Aim: Gather all lines in the entries below that include the word "name".

* * * * *

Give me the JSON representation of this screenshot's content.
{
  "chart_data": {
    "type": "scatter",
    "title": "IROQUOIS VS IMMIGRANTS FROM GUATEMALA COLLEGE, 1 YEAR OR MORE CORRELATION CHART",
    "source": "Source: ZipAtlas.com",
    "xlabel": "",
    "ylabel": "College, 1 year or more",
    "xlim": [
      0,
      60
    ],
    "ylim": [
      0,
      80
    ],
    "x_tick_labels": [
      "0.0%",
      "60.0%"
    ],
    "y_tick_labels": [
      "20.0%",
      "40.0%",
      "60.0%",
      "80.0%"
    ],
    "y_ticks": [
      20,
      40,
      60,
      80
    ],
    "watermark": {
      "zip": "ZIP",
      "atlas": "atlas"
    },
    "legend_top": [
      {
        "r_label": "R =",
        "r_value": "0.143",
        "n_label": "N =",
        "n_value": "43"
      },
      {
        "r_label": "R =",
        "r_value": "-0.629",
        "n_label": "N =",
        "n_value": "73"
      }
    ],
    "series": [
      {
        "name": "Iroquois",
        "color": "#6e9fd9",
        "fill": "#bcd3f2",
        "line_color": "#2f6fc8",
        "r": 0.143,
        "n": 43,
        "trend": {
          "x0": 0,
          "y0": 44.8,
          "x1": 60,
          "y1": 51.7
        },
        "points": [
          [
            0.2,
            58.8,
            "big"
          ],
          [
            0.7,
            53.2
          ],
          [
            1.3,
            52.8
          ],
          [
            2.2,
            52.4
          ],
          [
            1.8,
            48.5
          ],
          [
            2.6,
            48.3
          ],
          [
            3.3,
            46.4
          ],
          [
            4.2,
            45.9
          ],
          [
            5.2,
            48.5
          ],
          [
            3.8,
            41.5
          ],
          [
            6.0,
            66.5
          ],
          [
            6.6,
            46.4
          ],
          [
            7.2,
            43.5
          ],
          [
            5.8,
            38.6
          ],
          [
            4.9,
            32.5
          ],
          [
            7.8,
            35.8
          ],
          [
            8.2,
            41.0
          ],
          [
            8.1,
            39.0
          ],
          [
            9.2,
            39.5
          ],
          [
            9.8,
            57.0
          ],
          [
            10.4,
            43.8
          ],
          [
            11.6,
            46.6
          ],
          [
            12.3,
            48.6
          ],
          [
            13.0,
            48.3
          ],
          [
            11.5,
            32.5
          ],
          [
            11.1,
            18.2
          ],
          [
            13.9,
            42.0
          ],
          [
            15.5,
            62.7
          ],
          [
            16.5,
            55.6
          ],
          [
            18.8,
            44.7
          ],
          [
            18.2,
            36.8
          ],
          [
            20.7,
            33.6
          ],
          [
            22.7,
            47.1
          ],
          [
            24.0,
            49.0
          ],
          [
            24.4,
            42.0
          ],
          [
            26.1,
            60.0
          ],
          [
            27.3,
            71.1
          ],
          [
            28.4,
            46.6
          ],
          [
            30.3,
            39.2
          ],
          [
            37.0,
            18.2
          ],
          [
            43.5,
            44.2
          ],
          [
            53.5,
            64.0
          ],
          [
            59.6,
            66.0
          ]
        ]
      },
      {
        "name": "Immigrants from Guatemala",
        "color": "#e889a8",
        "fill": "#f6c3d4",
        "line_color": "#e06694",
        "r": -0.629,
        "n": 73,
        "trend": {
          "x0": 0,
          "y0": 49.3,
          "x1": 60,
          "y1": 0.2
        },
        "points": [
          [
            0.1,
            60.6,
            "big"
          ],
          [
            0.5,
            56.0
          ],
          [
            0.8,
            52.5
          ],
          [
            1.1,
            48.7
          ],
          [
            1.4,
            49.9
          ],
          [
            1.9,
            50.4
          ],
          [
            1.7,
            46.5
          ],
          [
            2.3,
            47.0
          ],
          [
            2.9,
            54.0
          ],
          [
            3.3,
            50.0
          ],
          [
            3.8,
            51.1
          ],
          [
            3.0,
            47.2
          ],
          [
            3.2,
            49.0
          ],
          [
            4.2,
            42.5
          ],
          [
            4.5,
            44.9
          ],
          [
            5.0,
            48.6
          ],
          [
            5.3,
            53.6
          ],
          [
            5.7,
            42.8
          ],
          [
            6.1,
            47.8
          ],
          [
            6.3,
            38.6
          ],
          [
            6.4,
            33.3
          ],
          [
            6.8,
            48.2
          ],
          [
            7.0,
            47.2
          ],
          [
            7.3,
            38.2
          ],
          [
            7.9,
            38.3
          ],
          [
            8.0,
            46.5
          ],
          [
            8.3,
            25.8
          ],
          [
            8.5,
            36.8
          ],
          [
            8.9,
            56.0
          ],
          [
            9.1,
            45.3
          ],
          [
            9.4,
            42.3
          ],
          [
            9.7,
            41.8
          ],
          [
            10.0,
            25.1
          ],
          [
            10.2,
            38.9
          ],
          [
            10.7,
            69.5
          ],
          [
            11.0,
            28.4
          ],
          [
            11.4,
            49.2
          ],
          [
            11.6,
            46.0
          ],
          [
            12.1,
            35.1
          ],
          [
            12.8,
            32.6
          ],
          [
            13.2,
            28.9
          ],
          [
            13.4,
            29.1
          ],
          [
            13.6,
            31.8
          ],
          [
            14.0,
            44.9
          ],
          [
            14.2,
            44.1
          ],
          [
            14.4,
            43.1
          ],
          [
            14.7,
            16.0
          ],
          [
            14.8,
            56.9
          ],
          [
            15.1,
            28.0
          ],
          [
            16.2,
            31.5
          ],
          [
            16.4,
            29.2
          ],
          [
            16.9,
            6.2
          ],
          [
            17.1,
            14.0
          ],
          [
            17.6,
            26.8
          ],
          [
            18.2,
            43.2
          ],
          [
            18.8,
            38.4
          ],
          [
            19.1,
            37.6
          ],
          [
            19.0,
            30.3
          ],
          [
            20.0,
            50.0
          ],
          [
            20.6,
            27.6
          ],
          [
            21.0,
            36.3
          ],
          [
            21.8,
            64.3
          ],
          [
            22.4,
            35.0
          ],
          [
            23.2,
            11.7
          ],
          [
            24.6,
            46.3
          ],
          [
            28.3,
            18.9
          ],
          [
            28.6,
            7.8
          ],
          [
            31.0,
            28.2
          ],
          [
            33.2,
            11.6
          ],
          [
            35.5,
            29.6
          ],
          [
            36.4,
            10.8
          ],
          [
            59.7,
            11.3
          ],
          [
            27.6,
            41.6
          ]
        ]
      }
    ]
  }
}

* * * * *

Exercise answer:
        "name": "Iroquois",
        "name": "Immigrants from Guatemala",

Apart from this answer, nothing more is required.